(Records about charts and figures)
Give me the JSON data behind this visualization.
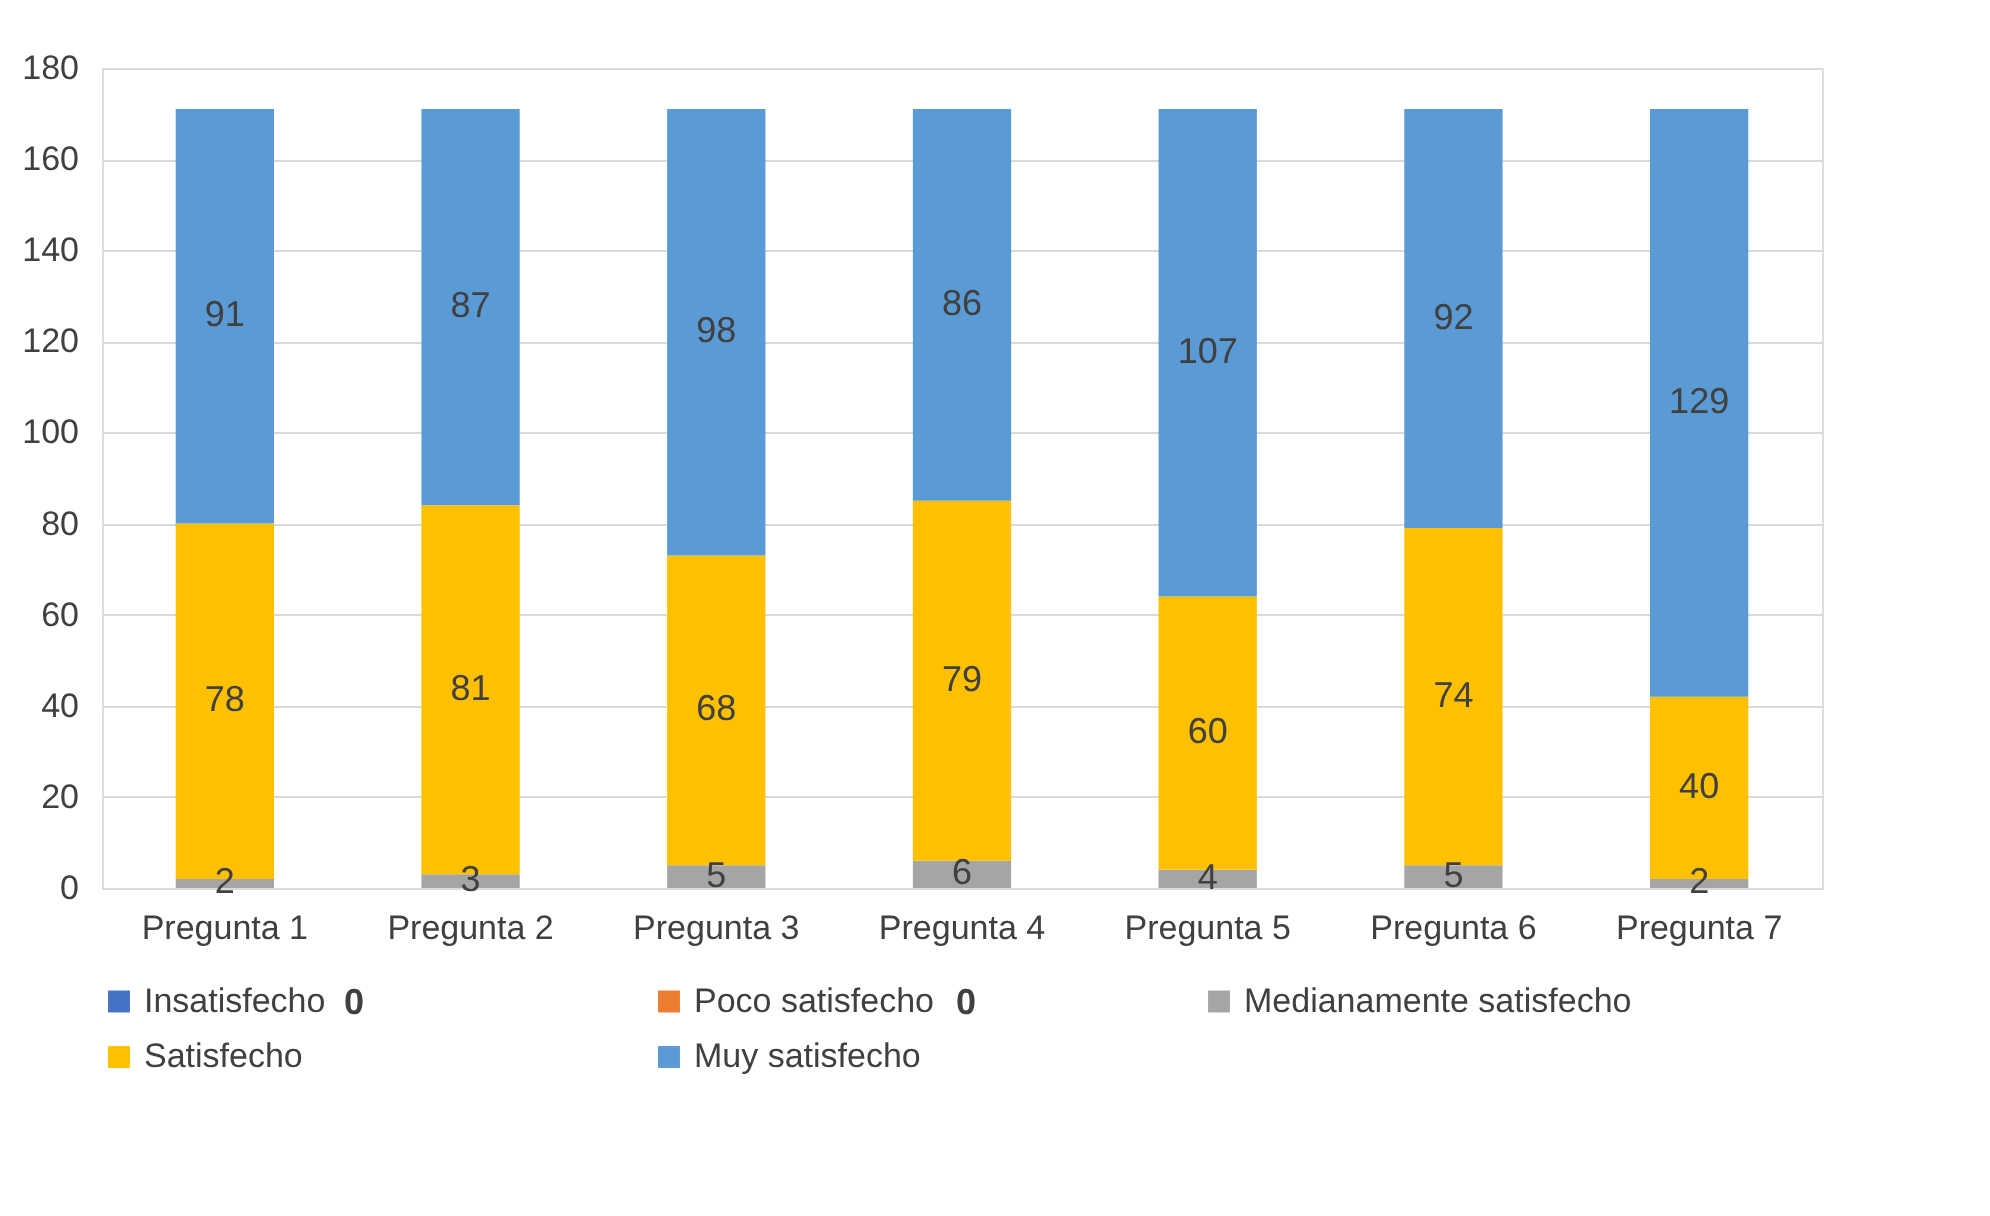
{
  "chart_data": {
    "type": "bar",
    "stacked": true,
    "categories": [
      "Pregunta 1",
      "Pregunta 2",
      "Pregunta 3",
      "Pregunta 4",
      "Pregunta 5",
      "Pregunta 6",
      "Pregunta 7"
    ],
    "series": [
      {
        "name": "Insatisfecho",
        "color": "#4472c4",
        "values": [
          0,
          0,
          0,
          0,
          0,
          0,
          0
        ],
        "value_labels": [
          null,
          null,
          null,
          null,
          null,
          null,
          null
        ]
      },
      {
        "name": "Poco satisfecho",
        "color": "#ed7d31",
        "values": [
          0,
          0,
          0,
          0,
          0,
          0,
          0
        ],
        "value_labels": [
          null,
          null,
          null,
          null,
          null,
          null,
          null
        ]
      },
      {
        "name": "Medianamente satisfecho",
        "color": "#a5a5a5",
        "values": [
          2,
          3,
          5,
          6,
          4,
          5,
          2
        ]
      },
      {
        "name": "Satisfecho",
        "color": "#ffc000",
        "values": [
          78,
          81,
          68,
          79,
          60,
          74,
          40
        ]
      },
      {
        "name": "Muy satisfecho",
        "color": "#5b9bd5",
        "values": [
          91,
          87,
          98,
          86,
          107,
          92,
          129
        ]
      }
    ],
    "data_labels": true,
    "annotations": [
      "0",
      "0"
    ],
    "ylim": [
      0,
      180
    ],
    "yticks": [
      0,
      20,
      40,
      60,
      80,
      100,
      120,
      140,
      160,
      180
    ],
    "grid": "y",
    "legend": "bottom"
  }
}
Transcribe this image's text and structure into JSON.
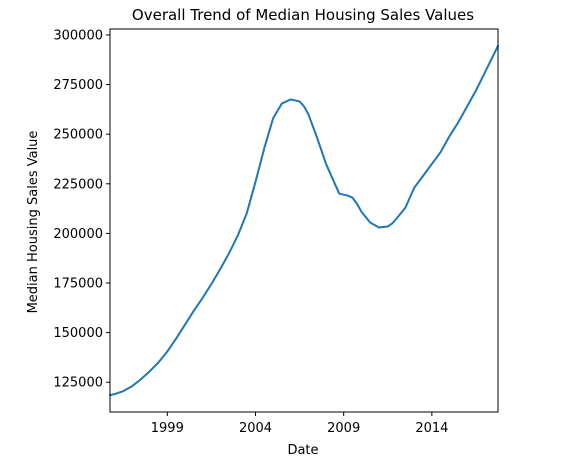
{
  "chart_data": {
    "type": "line",
    "title": "Overall Trend of Median Housing Sales Values",
    "xlabel": "Date",
    "ylabel": "Median Housing Sales Value",
    "xlim": [
      "1996-04",
      "2018-04"
    ],
    "ylim": [
      110000,
      303000
    ],
    "x_ticks": [
      "1999",
      "2004",
      "2009",
      "2014"
    ],
    "y_ticks": [
      125000,
      150000,
      175000,
      200000,
      225000,
      250000,
      275000,
      300000
    ],
    "y_tick_labels": [
      "125000",
      "150000",
      "175000",
      "200000",
      "225000",
      "250000",
      "275000",
      "300000"
    ],
    "grid": false,
    "legend": "none",
    "series": [
      {
        "color": "#1f77b4",
        "x": [
          "1996-04",
          "1996-07",
          "1997-01",
          "1997-07",
          "1998-01",
          "1998-07",
          "1999-01",
          "1999-07",
          "2000-01",
          "2000-07",
          "2001-01",
          "2001-07",
          "2002-01",
          "2002-07",
          "2003-01",
          "2003-07",
          "2004-01",
          "2004-07",
          "2005-01",
          "2005-07",
          "2006-01",
          "2006-07",
          "2006-10",
          "2007-01",
          "2007-04",
          "2007-07",
          "2008-01",
          "2008-07",
          "2009-01",
          "2009-04",
          "2009-07",
          "2009-10",
          "2010-01",
          "2010-04",
          "2010-07",
          "2011-01",
          "2011-07",
          "2012-01",
          "2012-04",
          "2012-07",
          "2013-01",
          "2013-07",
          "2014-01",
          "2014-07",
          "2015-01",
          "2015-07",
          "2016-01",
          "2016-07",
          "2017-01",
          "2017-07",
          "2018-01",
          "2018-04"
        ],
        "values": [
          118500,
          119000,
          120500,
          123000,
          126500,
          130500,
          135000,
          140500,
          147000,
          154000,
          161000,
          167500,
          174500,
          182000,
          190000,
          199000,
          210000,
          226000,
          243000,
          258000,
          265500,
          267500,
          267000,
          266500,
          264000,
          260000,
          248000,
          235000,
          225000,
          220000,
          219500,
          219000,
          218000,
          215000,
          211000,
          205500,
          203000,
          203500,
          205000,
          207500,
          213000,
          223000,
          229000,
          235000,
          241000,
          249000,
          256000,
          264000,
          272000,
          281000,
          290000,
          294500
        ]
      }
    ]
  }
}
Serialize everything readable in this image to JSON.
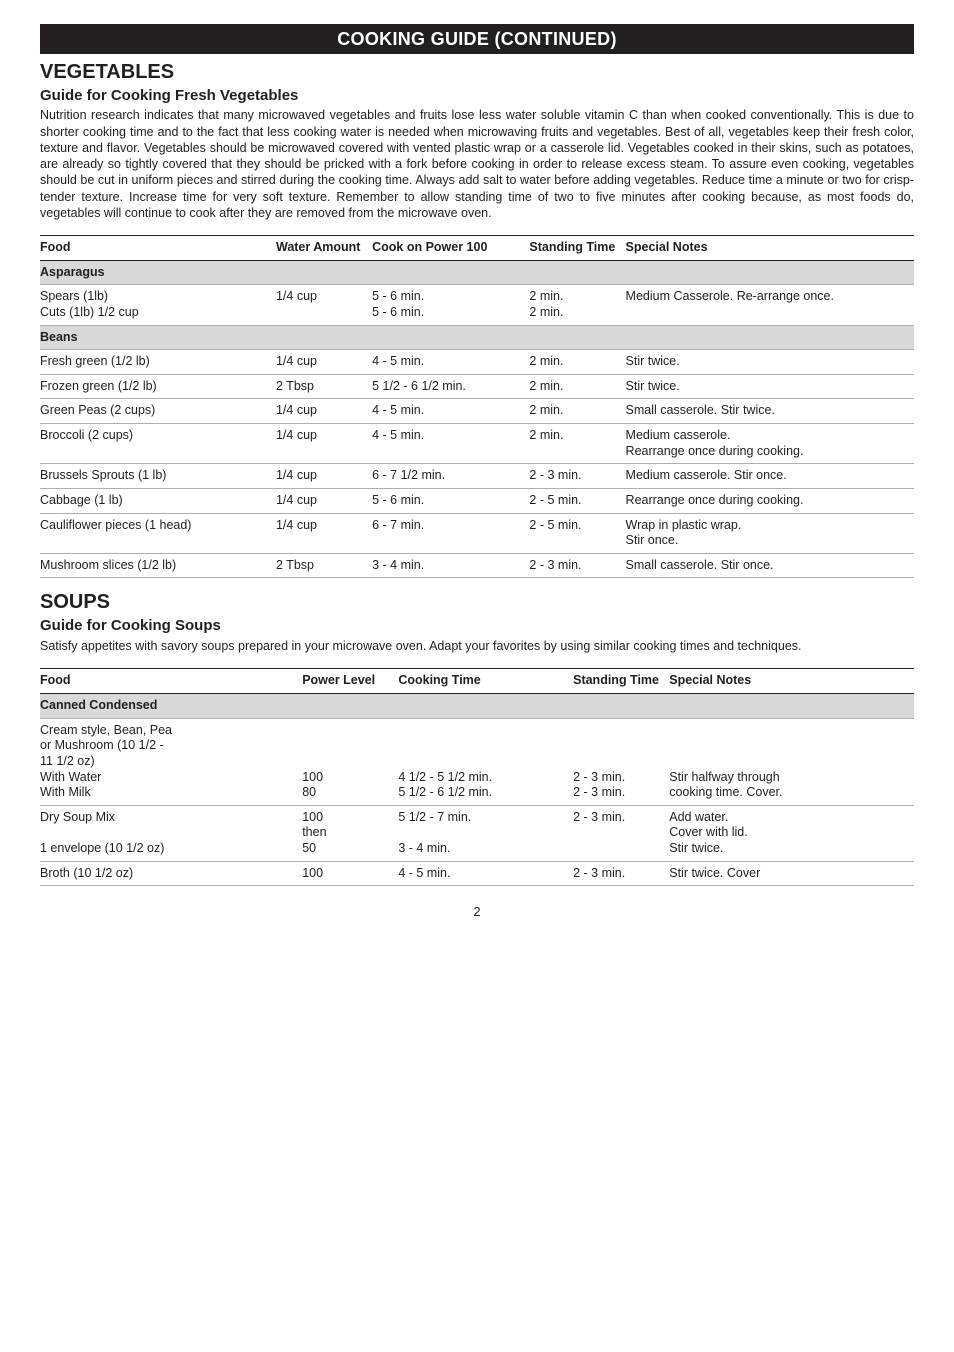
{
  "banner": "COOKING GUIDE (CONTINUED)",
  "vegSection": {
    "title": "VEGETABLES",
    "subtitle": "Guide for Cooking Fresh Vegetables",
    "intro": "Nutrition research indicates that many microwaved vegetables and fruits lose less water soluble vitamin C than when cooked conventionally. This is due to shorter cooking time and to the fact that less cooking water is needed when microwaving fruits and vegetables. Best of all, vegetables keep their fresh color, texture and flavor. Vegetables should be microwaved covered with vented plastic wrap or a casserole lid. Vegetables cooked in their skins, such as potatoes, are already so tightly covered that they should be pricked with a fork before cooking in order to release excess steam. To assure even cooking, vegetables should be cut in uniform pieces and stirred during the cooking time. Always add salt to water before adding vegetables. Reduce time a minute or two for crisp-tender texture. Increase time for very soft texture. Remember to allow standing time of two to five minutes after cooking because, as most foods do, vegetables will continue to cook after they are removed from the microwave oven.",
    "headers": {
      "c0": "Food",
      "c1": "Water Amount",
      "c2": "Cook on Power 100",
      "c3": "Standing Time",
      "c4": "Special Notes"
    },
    "colWidths": [
      "27%",
      "11%",
      "18%",
      "11%",
      "33%"
    ],
    "rows": [
      {
        "type": "group",
        "c0": "Asparagus"
      },
      {
        "type": "data",
        "c0": "Spears (1lb)\nCuts (1lb) 1/2 cup",
        "c1": "1/4 cup",
        "c2": "5 - 6 min.\n5 - 6 min.",
        "c3": "2 min.\n2 min.",
        "c4": "Medium Casserole. Re-arrange once."
      },
      {
        "type": "group",
        "c0": "Beans"
      },
      {
        "type": "data",
        "c0": "Fresh green (1/2 lb)",
        "c1": "1/4 cup",
        "c2": "4 - 5 min.",
        "c3": "2 min.",
        "c4": "Stir twice."
      },
      {
        "type": "data",
        "c0": "Frozen green (1/2 lb)",
        "c1": "2 Tbsp",
        "c2": "5 1/2 - 6 1/2 min.",
        "c3": "2 min.",
        "c4": "Stir twice."
      },
      {
        "type": "data",
        "c0": "Green Peas (2 cups)",
        "c1": "1/4 cup",
        "c2": "4 - 5 min.",
        "c3": "2 min.",
        "c4": "Small casserole. Stir twice."
      },
      {
        "type": "data",
        "c0": "Broccoli (2 cups)",
        "c1": "1/4 cup",
        "c2": "4 - 5 min.",
        "c3": "2 min.",
        "c4": "Medium casserole.\nRearrange once during cooking."
      },
      {
        "type": "data",
        "c0": "Brussels Sprouts (1 lb)",
        "c1": "1/4 cup",
        "c2": "6 - 7 1/2 min.",
        "c3": "2 - 3 min.",
        "c4": "Medium casserole. Stir once."
      },
      {
        "type": "data",
        "c0": "Cabbage (1 lb)",
        "c1": "1/4 cup",
        "c2": "5 - 6 min.",
        "c3": "2 - 5 min.",
        "c4": "Rearrange once during cooking."
      },
      {
        "type": "data",
        "c0": "Cauliflower pieces (1 head)",
        "c1": "1/4 cup",
        "c2": "6 - 7 min.",
        "c3": "2 - 5 min.",
        "c4": "Wrap in plastic wrap.\nStir once."
      },
      {
        "type": "data",
        "c0": "Mushroom slices (1/2 lb)",
        "c1": "2 Tbsp",
        "c2": "3 - 4 min.",
        "c3": "2 - 3 min.",
        "c4": "Small casserole. Stir once."
      }
    ]
  },
  "soupSection": {
    "title": "SOUPS",
    "subtitle": "Guide for Cooking Soups",
    "intro": "Satisfy appetites with savory soups prepared in your microwave oven. Adapt your favorites by using similar cooking times and techniques.",
    "headers": {
      "c0": "Food",
      "c1": "Power Level",
      "c2": "Cooking Time",
      "c3": "Standing Time",
      "c4": "Special Notes"
    },
    "colWidths": [
      "30%",
      "11%",
      "20%",
      "11%",
      "28%"
    ],
    "rows": [
      {
        "type": "group",
        "c0": "Canned Condensed"
      },
      {
        "type": "data",
        "c0": "Cream style, Bean, Pea\nor Mushroom (10 1/2 -\n11 1/2 oz)\nWith Water\nWith Milk",
        "c1": "\n\n\n100\n80",
        "c2": "\n\n\n4 1/2 - 5 1/2 min.\n5 1/2 - 6 1/2 min.",
        "c3": "\n\n\n2 - 3 min.\n2 - 3 min.",
        "c4": "\n\n\nStir halfway through\ncooking time. Cover."
      },
      {
        "type": "data",
        "c0": "Dry Soup Mix\n\n1 envelope (10 1/2 oz)",
        "c1": "100\nthen\n50",
        "c2": "5 1/2 - 7 min.\n\n3 - 4 min.",
        "c3": "2 - 3 min.",
        "c4": "Add water.\nCover with lid.\nStir twice."
      },
      {
        "type": "data",
        "c0": "Broth (10 1/2 oz)",
        "c1": "100",
        "c2": "4 - 5 min.",
        "c3": "2 - 3 min.",
        "c4": "Stir twice. Cover"
      }
    ]
  },
  "pageNumber": "2"
}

> Short task
Reply with nothing but the number of lines in the data above that contain "image".

> Solved exercise
2